◆ **Exercise requirements**
Quote every line below exactly and skip any picture.

start

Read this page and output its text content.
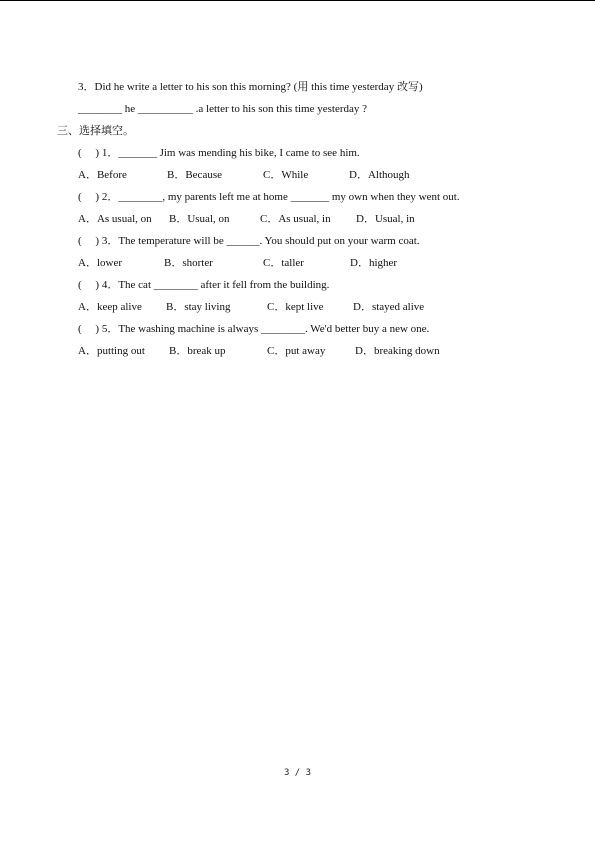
3．Did he write a letter to his son this morning? (用 this time yesterday 改写)
________ he __________ .a letter to his son this time yesterday ?
三、选择填空。
(　 ) 1．_______ Jim was mending his bike, I came to see him.
A．Before	B．Because	C．While	D．Although
(　 ) 2．________, my parents left me at home _______ my own when they went out.
A．As usual, on B．Usual, on	C．As usual, in D．Usual, in
(　 ) 3．The temperature will be ______. You should put on your warm coat.
A．lower	B．shorter	C．taller	D．higher
(　 ) 4．The cat ________ after it fell from the building.
A．keep alive B．stay living	C．kept live	D．stayed alive
(　 ) 5．The washing machine is always ________. We'd better buy a new one.
A．putting out B．break up	C．put away	D．breaking down
3 / 3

end

◆ **Final result**
Read this page and output its text content.
3．Did he write a letter to his son this morning? (用 this time yesterday 改写)
________ he __________ .a letter to his son this time yesterday ?
三、选择填空。
(　 ) 1．_______ Jim was mending his bike, I came to see him.
A．Before	B．Because	C．While	D．Although
(　 ) 2．________, my parents left me at home _______ my own when they went out.
A．As usual, on B．Usual, on	C．As usual, in D．Usual, in
(　 ) 3．The temperature will be ______. You should put on your warm coat.
A．lower	B．shorter	C．taller	D．higher
(　 ) 4．The cat ________ after it fell from the building.
A．keep alive B．stay living	C．kept live	D．stayed alive
(　 ) 5．The washing machine is always ________. We'd better buy a new one.
A．putting out B．break up	C．put away	D．breaking down
3 / 3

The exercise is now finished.